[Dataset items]
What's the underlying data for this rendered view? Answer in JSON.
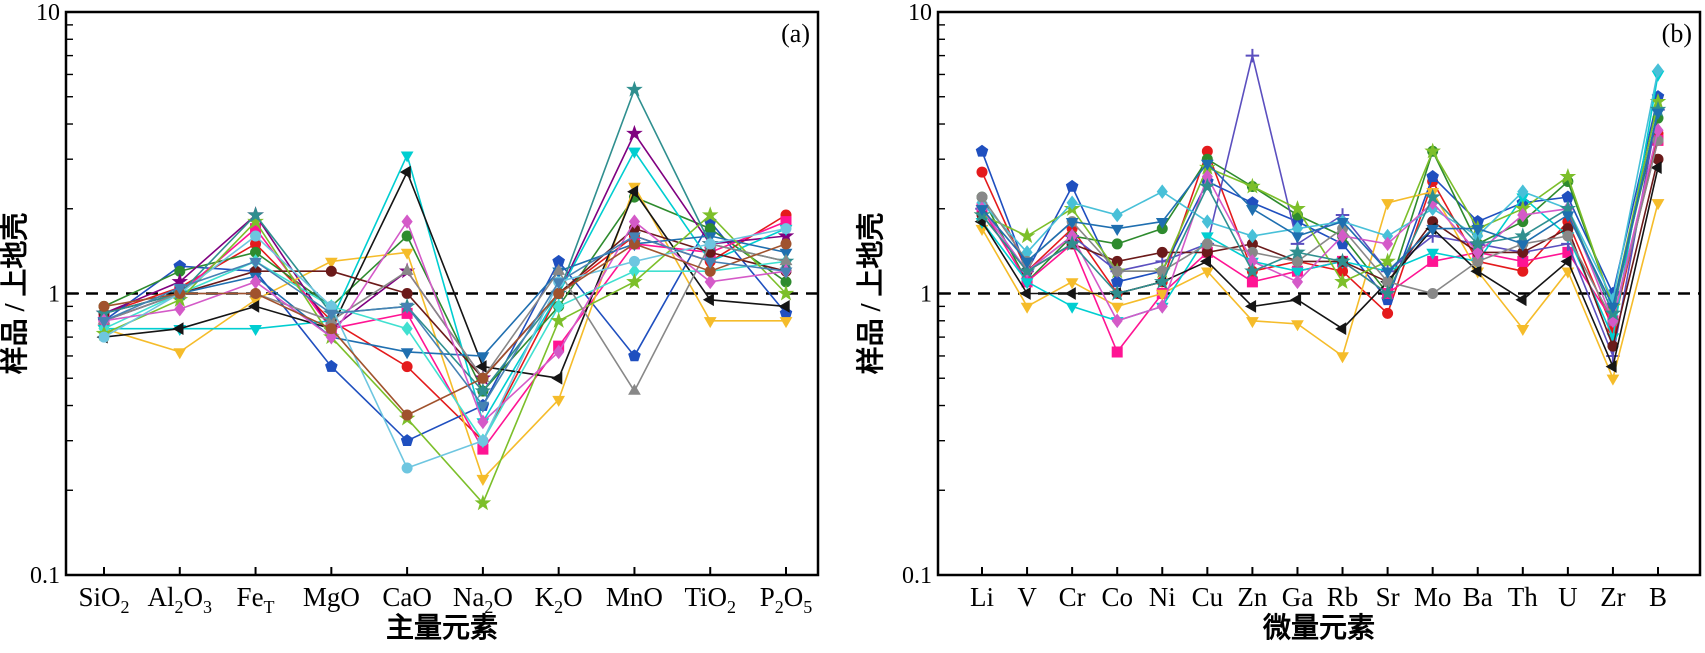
{
  "chart_data": [
    {
      "type": "line",
      "panel_label": "(a)",
      "xlabel": "主量元素",
      "ylabel": "样品 / 上地壳",
      "yscale": "log",
      "ylim": [
        0.1,
        10
      ],
      "y_ticks": [
        "0.1",
        "1",
        "10"
      ],
      "reference_line": 1,
      "grid": false,
      "categories": [
        {
          "base": "SiO",
          "sub": "2",
          "base2": "",
          "sub2": ""
        },
        {
          "base": "Al",
          "sub": "2",
          "base2": "O",
          "sub2": "3"
        },
        {
          "base": "Fe",
          "sub": "T",
          "base2": "",
          "sub2": ""
        },
        {
          "base": "MgO",
          "sub": "",
          "base2": "",
          "sub2": ""
        },
        {
          "base": "CaO",
          "sub": "",
          "base2": "",
          "sub2": ""
        },
        {
          "base": "Na",
          "sub": "2",
          "base2": "O",
          "sub2": ""
        },
        {
          "base": "K",
          "sub": "2",
          "base2": "O",
          "sub2": ""
        },
        {
          "base": "MnO",
          "sub": "",
          "base2": "",
          "sub2": ""
        },
        {
          "base": "TiO",
          "sub": "2",
          "base2": "",
          "sub2": ""
        },
        {
          "base": "P",
          "sub": "2",
          "base2": "O",
          "sub2": "5"
        }
      ],
      "series": [
        {
          "color": "#e41a1c",
          "marker": "circle",
          "values": [
            0.85,
            1.05,
            1.5,
            0.8,
            0.55,
            0.3,
            1.0,
            1.6,
            1.3,
            1.9
          ]
        },
        {
          "color": "#1f4fbf",
          "marker": "pentagon",
          "values": [
            0.8,
            1.25,
            1.2,
            0.55,
            0.3,
            0.4,
            1.3,
            0.6,
            1.8,
            0.85
          ]
        },
        {
          "color": "#2e8b2e",
          "marker": "circle",
          "values": [
            0.9,
            1.2,
            1.4,
            0.9,
            1.6,
            0.45,
            0.9,
            2.2,
            1.7,
            1.1
          ]
        },
        {
          "color": "#ff1493",
          "marker": "square",
          "values": [
            0.8,
            1.0,
            1.7,
            0.75,
            0.85,
            0.28,
            0.65,
            1.5,
            1.4,
            1.8
          ]
        },
        {
          "color": "#800080",
          "marker": "star",
          "values": [
            0.85,
            1.1,
            1.9,
            0.75,
            1.2,
            0.5,
            1.0,
            3.7,
            1.5,
            1.6
          ]
        },
        {
          "color": "#f5bc2a",
          "marker": "tri-down",
          "values": [
            0.75,
            0.62,
            0.95,
            1.3,
            1.4,
            0.22,
            0.42,
            2.4,
            0.8,
            0.8
          ]
        },
        {
          "color": "#00ced1",
          "marker": "tri-down",
          "values": [
            0.75,
            0.75,
            0.75,
            0.8,
            3.1,
            0.35,
            1.0,
            3.2,
            1.3,
            1.7
          ]
        },
        {
          "color": "#6b1a1a",
          "marker": "circle",
          "values": [
            0.85,
            1.0,
            1.2,
            1.2,
            1.0,
            0.5,
            1.0,
            1.7,
            1.4,
            1.2
          ]
        },
        {
          "color": "#151515",
          "marker": "tri-left",
          "values": [
            0.7,
            0.75,
            0.9,
            0.75,
            2.7,
            0.55,
            0.5,
            2.3,
            0.95,
            0.9
          ]
        },
        {
          "color": "#1f6fb0",
          "marker": "tri-down",
          "values": [
            0.8,
            1.0,
            1.15,
            0.7,
            0.62,
            0.6,
            1.2,
            1.5,
            1.6,
            1.4
          ]
        },
        {
          "color": "#40e0d0",
          "marker": "diamond",
          "values": [
            0.75,
            1.0,
            1.3,
            0.9,
            0.75,
            0.3,
            0.9,
            1.2,
            1.2,
            1.3
          ]
        },
        {
          "color": "#7cbf2a",
          "marker": "star",
          "values": [
            0.72,
            0.95,
            1.8,
            0.7,
            0.36,
            0.18,
            0.8,
            1.1,
            1.9,
            1.0
          ]
        },
        {
          "color": "#2f8f8f",
          "marker": "star",
          "values": [
            0.85,
            1.0,
            1.9,
            0.85,
            0.9,
            0.45,
            1.0,
            5.3,
            1.5,
            1.3
          ]
        },
        {
          "color": "#888888",
          "marker": "tri-up",
          "values": [
            0.8,
            1.0,
            1.0,
            0.8,
            1.2,
            0.5,
            1.2,
            0.45,
            1.5,
            1.3
          ]
        },
        {
          "color": "#d45ac8",
          "marker": "diamond",
          "values": [
            0.8,
            0.88,
            1.1,
            0.7,
            1.8,
            0.35,
            0.62,
            1.8,
            1.1,
            1.2
          ]
        },
        {
          "color": "#6ec6e0",
          "marker": "circle",
          "values": [
            0.7,
            1.0,
            1.6,
            0.9,
            0.24,
            0.3,
            1.1,
            1.3,
            1.5,
            1.7
          ]
        },
        {
          "color": "#a0522d",
          "marker": "circle",
          "values": [
            0.9,
            1.0,
            1.0,
            0.75,
            0.37,
            0.5,
            1.0,
            1.5,
            1.2,
            1.5
          ]
        },
        {
          "color": "#4682b4",
          "marker": "tri-down",
          "values": [
            0.8,
            1.05,
            1.3,
            0.85,
            0.9,
            0.4,
            1.1,
            1.6,
            1.3,
            1.2
          ]
        }
      ]
    },
    {
      "type": "line",
      "panel_label": "(b)",
      "xlabel": "微量元素",
      "ylabel": "样品 / 上地壳",
      "yscale": "log",
      "ylim": [
        0.1,
        10
      ],
      "y_ticks": [
        "0.1",
        "1",
        "10"
      ],
      "reference_line": 1,
      "grid": false,
      "categories": [
        {
          "base": "Li",
          "sub": "",
          "base2": "",
          "sub2": ""
        },
        {
          "base": "V",
          "sub": "",
          "base2": "",
          "sub2": ""
        },
        {
          "base": "Cr",
          "sub": "",
          "base2": "",
          "sub2": ""
        },
        {
          "base": "Co",
          "sub": "",
          "base2": "",
          "sub2": ""
        },
        {
          "base": "Ni",
          "sub": "",
          "base2": "",
          "sub2": ""
        },
        {
          "base": "Cu",
          "sub": "",
          "base2": "",
          "sub2": ""
        },
        {
          "base": "Zn",
          "sub": "",
          "base2": "",
          "sub2": ""
        },
        {
          "base": "Ga",
          "sub": "",
          "base2": "",
          "sub2": ""
        },
        {
          "base": "Rb",
          "sub": "",
          "base2": "",
          "sub2": ""
        },
        {
          "base": "Sr",
          "sub": "",
          "base2": "",
          "sub2": ""
        },
        {
          "base": "Mo",
          "sub": "",
          "base2": "",
          "sub2": ""
        },
        {
          "base": "Ba",
          "sub": "",
          "base2": "",
          "sub2": ""
        },
        {
          "base": "Th",
          "sub": "",
          "base2": "",
          "sub2": ""
        },
        {
          "base": "U",
          "sub": "",
          "base2": "",
          "sub2": ""
        },
        {
          "base": "Zr",
          "sub": "",
          "base2": "",
          "sub2": ""
        },
        {
          "base": "B",
          "sub": "",
          "base2": "",
          "sub2": ""
        }
      ],
      "series": [
        {
          "color": "#e41a1c",
          "marker": "circle",
          "values": [
            2.7,
            1.2,
            1.7,
            1.0,
            1.1,
            3.2,
            1.2,
            1.3,
            1.2,
            0.85,
            2.5,
            1.3,
            1.2,
            1.8,
            0.75,
            3.7
          ]
        },
        {
          "color": "#1f4fbf",
          "marker": "pentagon",
          "values": [
            3.2,
            1.2,
            2.4,
            1.1,
            1.2,
            2.5,
            2.1,
            1.8,
            1.5,
            0.95,
            2.6,
            1.8,
            2.1,
            2.2,
            1.0,
            5.0
          ]
        },
        {
          "color": "#2e8b2e",
          "marker": "circle",
          "values": [
            2.2,
            1.1,
            1.6,
            1.5,
            1.7,
            3.0,
            2.4,
            1.9,
            1.6,
            1.0,
            3.2,
            1.5,
            1.8,
            2.5,
            0.9,
            4.2
          ]
        },
        {
          "color": "#ff1493",
          "marker": "square",
          "values": [
            2.0,
            1.1,
            1.5,
            0.62,
            1.0,
            1.4,
            1.1,
            1.2,
            1.3,
            1.0,
            1.3,
            1.4,
            1.3,
            1.4,
            0.8,
            3.5
          ]
        },
        {
          "color": "#5b4fbf",
          "marker": "plus",
          "values": [
            2.0,
            1.2,
            1.6,
            1.2,
            1.3,
            1.5,
            7.0,
            1.5,
            1.9,
            1.2,
            1.6,
            1.5,
            1.4,
            1.5,
            0.6,
            4.5
          ]
        },
        {
          "color": "#f5bc2a",
          "marker": "tri-down",
          "values": [
            1.7,
            0.9,
            1.1,
            0.9,
            1.0,
            1.2,
            0.8,
            0.78,
            0.6,
            2.1,
            2.3,
            1.2,
            0.75,
            1.2,
            0.5,
            2.1
          ]
        },
        {
          "color": "#00ced1",
          "marker": "tri-down",
          "values": [
            1.8,
            1.1,
            0.9,
            0.8,
            0.9,
            1.6,
            1.3,
            1.2,
            1.3,
            1.2,
            1.4,
            1.3,
            2.2,
            1.6,
            0.7,
            6.0
          ]
        },
        {
          "color": "#6b1a1a",
          "marker": "circle",
          "values": [
            1.9,
            1.2,
            1.5,
            1.3,
            1.4,
            1.4,
            1.5,
            1.3,
            1.3,
            1.1,
            1.8,
            1.4,
            1.4,
            1.7,
            0.65,
            3.0
          ]
        },
        {
          "color": "#151515",
          "marker": "tri-left",
          "values": [
            1.8,
            1.0,
            1.0,
            1.0,
            1.1,
            1.3,
            0.9,
            0.95,
            0.75,
            1.1,
            1.7,
            1.2,
            0.95,
            1.3,
            0.55,
            2.8
          ]
        },
        {
          "color": "#7cbf2a",
          "marker": "star",
          "values": [
            1.9,
            1.6,
            2.0,
            1.2,
            1.2,
            2.8,
            2.4,
            2.0,
            1.1,
            1.3,
            3.2,
            1.7,
            2.0,
            2.6,
            0.9,
            4.8
          ]
        },
        {
          "color": "#48c0d8",
          "marker": "diamond",
          "values": [
            2.1,
            1.4,
            2.1,
            1.9,
            2.3,
            1.8,
            1.6,
            1.7,
            1.8,
            1.6,
            2.0,
            1.6,
            2.3,
            2.0,
            0.95,
            6.2
          ]
        },
        {
          "color": "#888888",
          "marker": "circle",
          "values": [
            2.2,
            1.3,
            1.8,
            1.2,
            1.2,
            1.5,
            1.4,
            1.3,
            1.7,
            1.1,
            1.0,
            1.3,
            1.5,
            1.6,
            0.8,
            3.5
          ]
        },
        {
          "color": "#d45ac8",
          "marker": "diamond",
          "values": [
            2.0,
            1.2,
            1.6,
            0.8,
            0.9,
            2.6,
            1.3,
            1.1,
            1.6,
            1.5,
            2.1,
            1.4,
            1.9,
            2.0,
            0.8,
            3.8
          ]
        },
        {
          "color": "#2f8f8f",
          "marker": "star",
          "values": [
            1.9,
            1.2,
            1.5,
            1.0,
            1.1,
            2.4,
            1.2,
            1.4,
            1.3,
            1.0,
            2.2,
            1.5,
            1.6,
            2.0,
            0.85,
            4.5
          ]
        },
        {
          "color": "#1f6fb0",
          "marker": "tri-down",
          "values": [
            2.0,
            1.3,
            1.8,
            1.7,
            1.8,
            2.9,
            2.0,
            1.6,
            1.8,
            1.2,
            1.7,
            1.7,
            1.5,
            1.9,
            0.9,
            4.4
          ]
        }
      ]
    }
  ]
}
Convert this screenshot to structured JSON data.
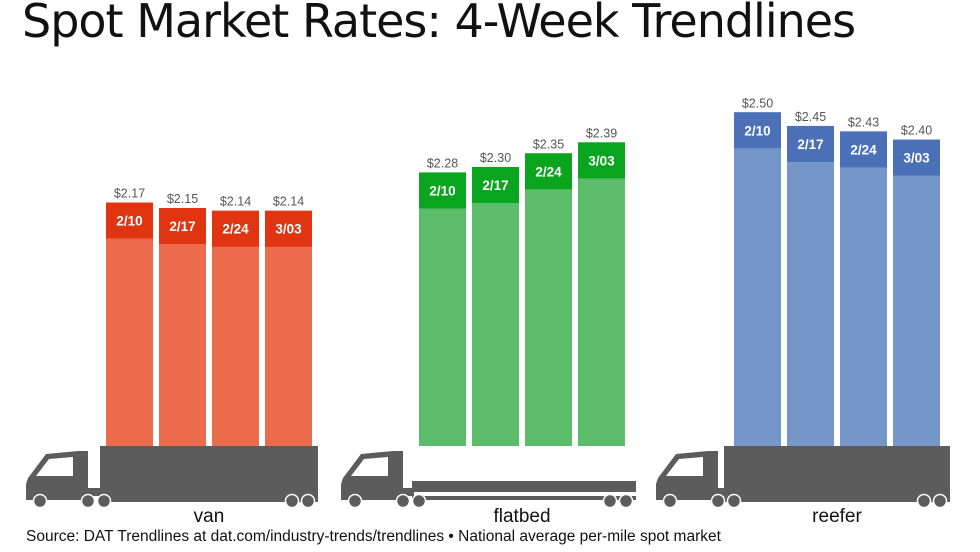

• **WRITTEN INSTRUCTION**:
Only lines with the word "JSON" should be collected from the material.

• **EXERCISE OUTPUT**:
What's the underlying data for this rendered view? Answer in JSON.
Convert this screenshot to structured JSON data.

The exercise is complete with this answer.